(Stored entries)
▼
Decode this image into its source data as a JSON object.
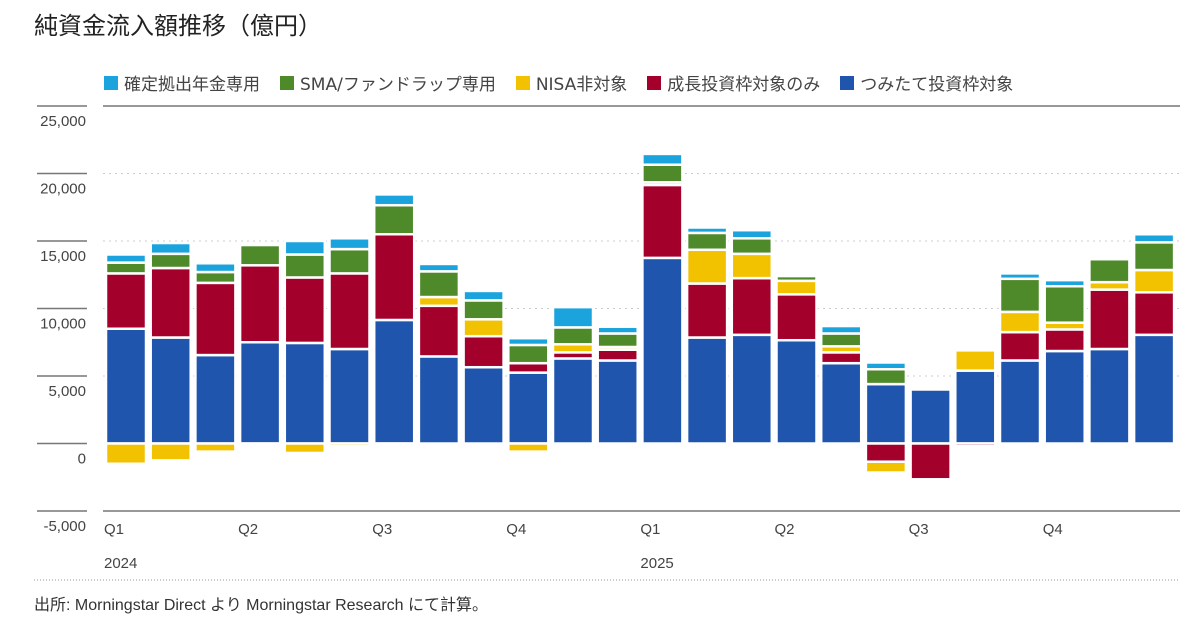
{
  "chart_data": {
    "type": "bar",
    "stacked": true,
    "title": "純資金流入額推移（億円）",
    "source": "出所: Morningstar Direct より Morningstar Research にて計算。",
    "ylim": [
      -5000,
      25000
    ],
    "yticks": [
      -5000,
      0,
      5000,
      10000,
      15000,
      20000,
      25000
    ],
    "ytick_labels": [
      "-5,000",
      "0",
      "5,000",
      "10,000",
      "15,000",
      "20,000",
      "25,000"
    ],
    "grid": true,
    "legend_position": "top",
    "categories": [
      "2024-01",
      "2024-02",
      "2024-03",
      "2024-04",
      "2024-05",
      "2024-06",
      "2024-07",
      "2024-08",
      "2024-09",
      "2024-10",
      "2024-11",
      "2024-12",
      "2025-01",
      "2025-02",
      "2025-03",
      "2025-04",
      "2025-05",
      "2025-06",
      "2025-07",
      "2025-08",
      "2025-09",
      "2025-10",
      "2025-11",
      "2025-12"
    ],
    "x_labels": [
      {
        "index": 0,
        "quarter": "Q1",
        "year": "2024"
      },
      {
        "index": 3,
        "quarter": "Q2",
        "year": ""
      },
      {
        "index": 6,
        "quarter": "Q3",
        "year": ""
      },
      {
        "index": 9,
        "quarter": "Q4",
        "year": ""
      },
      {
        "index": 12,
        "quarter": "Q1",
        "year": "2025"
      },
      {
        "index": 15,
        "quarter": "Q2",
        "year": ""
      },
      {
        "index": 18,
        "quarter": "Q3",
        "year": ""
      },
      {
        "index": 21,
        "quarter": "Q4",
        "year": ""
      }
    ],
    "series": [
      {
        "name": "つみたて投資枠対象",
        "color": "#1f55ad",
        "values": [
          8500,
          7850,
          6550,
          7500,
          7450,
          7000,
          9150,
          6450,
          5650,
          5250,
          6300,
          6150,
          13750,
          7850,
          8050,
          7650,
          5950,
          4400,
          4000,
          5400,
          6150,
          6850,
          7000,
          8050
        ]
      },
      {
        "name": "成長投資枠対象のみ",
        "color": "#a4002c",
        "values": [
          4100,
          5150,
          5350,
          5700,
          4850,
          5600,
          6350,
          3750,
          2300,
          700,
          450,
          800,
          5400,
          4000,
          4200,
          3400,
          800,
          -1350,
          -2650,
          -200,
          2100,
          1600,
          4400,
          3150
        ]
      },
      {
        "name": "NISA非対象",
        "color": "#f2c200",
        "values": [
          -1500,
          -1250,
          -600,
          -100,
          -700,
          -200,
          -100,
          650,
          1250,
          -600,
          600,
          200,
          200,
          2500,
          1800,
          1000,
          450,
          -800,
          0,
          1500,
          1500,
          500,
          550,
          1650
        ]
      },
      {
        "name": "SMA/ファンドラップ専用",
        "color": "#4e8a2a",
        "values": [
          800,
          1050,
          800,
          1500,
          1700,
          1800,
          2150,
          1900,
          1400,
          1350,
          1250,
          1000,
          1300,
          1250,
          1150,
          350,
          950,
          1100,
          0,
          0,
          2450,
          2700,
          1700,
          2050
        ]
      },
      {
        "name": "確定拠出年金専用",
        "color": "#1aa3dc",
        "values": [
          600,
          800,
          650,
          0,
          1000,
          800,
          800,
          550,
          700,
          500,
          1500,
          500,
          800,
          400,
          600,
          0,
          550,
          500,
          0,
          0,
          400,
          450,
          0,
          600
        ]
      }
    ]
  }
}
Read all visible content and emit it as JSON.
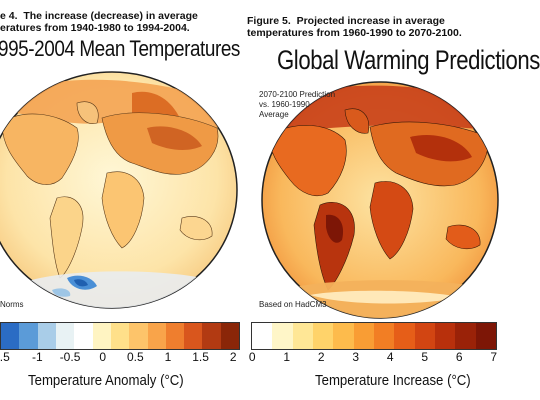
{
  "left": {
    "caption": "e 4.  The increase (decrease) in average\neratures from 1940-1980 to 1994-2004.",
    "title": "995-2004 Mean Temperatures",
    "inset_bottom": "Norms",
    "colorbar": {
      "ticks": [
        ".5",
        "-1",
        "-0.5",
        "0",
        "0.5",
        "1",
        "1.5",
        "2"
      ],
      "colors": [
        "#2b6cc4",
        "#5b9bd8",
        "#a9cde8",
        "#e8f2f4",
        "#ffffff",
        "#fff4c2",
        "#ffe08a",
        "#fdc46a",
        "#f9a44a",
        "#ef7e2e",
        "#d9561d",
        "#b23a12",
        "#8a2608"
      ]
    },
    "axis_label": "Temperature Anomaly (°C)"
  },
  "right": {
    "caption": "Figure 5.  Projected increase in average\ntemperatures from 1960-1990 to 2070-2100.",
    "title": "Global Warming Predictions",
    "inset_top": "2070-2100 Prediction\nvs. 1960-1990\nAverage",
    "inset_bottom": "Based on HadCM3",
    "colorbar": {
      "ticks": [
        "0",
        "1",
        "2",
        "3",
        "4",
        "5",
        "6",
        "7"
      ],
      "colors": [
        "#ffffff",
        "#fff6c8",
        "#ffe796",
        "#ffd36a",
        "#fdbb4c",
        "#f99d34",
        "#f27e24",
        "#e65e18",
        "#d24512",
        "#b8300c",
        "#9a2208",
        "#7d1606"
      ]
    },
    "axis_label": "Temperature Increase (°C)"
  }
}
▲
Go through the listing above and quote it exactly, apart from its images.

Decode this image into its source data as a JSON object.
{
  "chart_data": {
    "type": "bar",
    "stacked": true,
    "title": "純資金流入額推移（億円）",
    "source": "出所: Morningstar Direct より Morningstar Research にて計算。",
    "ylim": [
      -5000,
      25000
    ],
    "yticks": [
      -5000,
      0,
      5000,
      10000,
      15000,
      20000,
      25000
    ],
    "ytick_labels": [
      "-5,000",
      "0",
      "5,000",
      "10,000",
      "15,000",
      "20,000",
      "25,000"
    ],
    "grid": true,
    "legend_position": "top",
    "categories": [
      "2024-01",
      "2024-02",
      "2024-03",
      "2024-04",
      "2024-05",
      "2024-06",
      "2024-07",
      "2024-08",
      "2024-09",
      "2024-10",
      "2024-11",
      "2024-12",
      "2025-01",
      "2025-02",
      "2025-03",
      "2025-04",
      "2025-05",
      "2025-06",
      "2025-07",
      "2025-08",
      "2025-09",
      "2025-10",
      "2025-11",
      "2025-12"
    ],
    "x_labels": [
      {
        "index": 0,
        "quarter": "Q1",
        "year": "2024"
      },
      {
        "index": 3,
        "quarter": "Q2",
        "year": ""
      },
      {
        "index": 6,
        "quarter": "Q3",
        "year": ""
      },
      {
        "index": 9,
        "quarter": "Q4",
        "year": ""
      },
      {
        "index": 12,
        "quarter": "Q1",
        "year": "2025"
      },
      {
        "index": 15,
        "quarter": "Q2",
        "year": ""
      },
      {
        "index": 18,
        "quarter": "Q3",
        "year": ""
      },
      {
        "index": 21,
        "quarter": "Q4",
        "year": ""
      }
    ],
    "series": [
      {
        "name": "つみたて投資枠対象",
        "color": "#1f55ad",
        "values": [
          8500,
          7850,
          6550,
          7500,
          7450,
          7000,
          9150,
          6450,
          5650,
          5250,
          6300,
          6150,
          13750,
          7850,
          8050,
          7650,
          5950,
          4400,
          4000,
          5400,
          6150,
          6850,
          7000,
          8050
        ]
      },
      {
        "name": "成長投資枠対象のみ",
        "color": "#a4002c",
        "values": [
          4100,
          5150,
          5350,
          5700,
          4850,
          5600,
          6350,
          3750,
          2300,
          700,
          450,
          800,
          5400,
          4000,
          4200,
          3400,
          800,
          -1350,
          -2650,
          -200,
          2100,
          1600,
          4400,
          3150
        ]
      },
      {
        "name": "NISA非対象",
        "color": "#f2c200",
        "values": [
          -1500,
          -1250,
          -600,
          -100,
          -700,
          -200,
          -100,
          650,
          1250,
          -600,
          600,
          200,
          200,
          2500,
          1800,
          1000,
          450,
          -800,
          0,
          1500,
          1500,
          500,
          550,
          1650
        ]
      },
      {
        "name": "SMA/ファンドラップ専用",
        "color": "#4e8a2a",
        "values": [
          800,
          1050,
          800,
          1500,
          1700,
          1800,
          2150,
          1900,
          1400,
          1350,
          1250,
          1000,
          1300,
          1250,
          1150,
          350,
          950,
          1100,
          0,
          0,
          2450,
          2700,
          1700,
          2050
        ]
      },
      {
        "name": "確定拠出年金専用",
        "color": "#1aa3dc",
        "values": [
          600,
          800,
          650,
          0,
          1000,
          800,
          800,
          550,
          700,
          500,
          1500,
          500,
          800,
          400,
          600,
          0,
          550,
          500,
          0,
          0,
          400,
          450,
          0,
          600
        ]
      }
    ]
  }
}
Read all visible content and emit it as JSON.
{
  "left": {
    "caption": "e 4.  The increase (decrease) in average\neratures from 1940-1980 to 1994-2004.",
    "title": "995-2004 Mean Temperatures",
    "inset_bottom": "Norms",
    "colorbar": {
      "ticks": [
        ".5",
        "-1",
        "-0.5",
        "0",
        "0.5",
        "1",
        "1.5",
        "2"
      ],
      "colors": [
        "#2b6cc4",
        "#5b9bd8",
        "#a9cde8",
        "#e8f2f4",
        "#ffffff",
        "#fff4c2",
        "#ffe08a",
        "#fdc46a",
        "#f9a44a",
        "#ef7e2e",
        "#d9561d",
        "#b23a12",
        "#8a2608"
      ]
    },
    "axis_label": "Temperature Anomaly (°C)"
  },
  "right": {
    "caption": "Figure 5.  Projected increase in average\ntemperatures from 1960-1990 to 2070-2100.",
    "title": "Global Warming Predictions",
    "inset_top": "2070-2100 Prediction\nvs. 1960-1990\nAverage",
    "inset_bottom": "Based on HadCM3",
    "colorbar": {
      "ticks": [
        "0",
        "1",
        "2",
        "3",
        "4",
        "5",
        "6",
        "7"
      ],
      "colors": [
        "#ffffff",
        "#fff6c8",
        "#ffe796",
        "#ffd36a",
        "#fdbb4c",
        "#f99d34",
        "#f27e24",
        "#e65e18",
        "#d24512",
        "#b8300c",
        "#9a2208",
        "#7d1606"
      ]
    },
    "axis_label": "Temperature Increase (°C)"
  }
}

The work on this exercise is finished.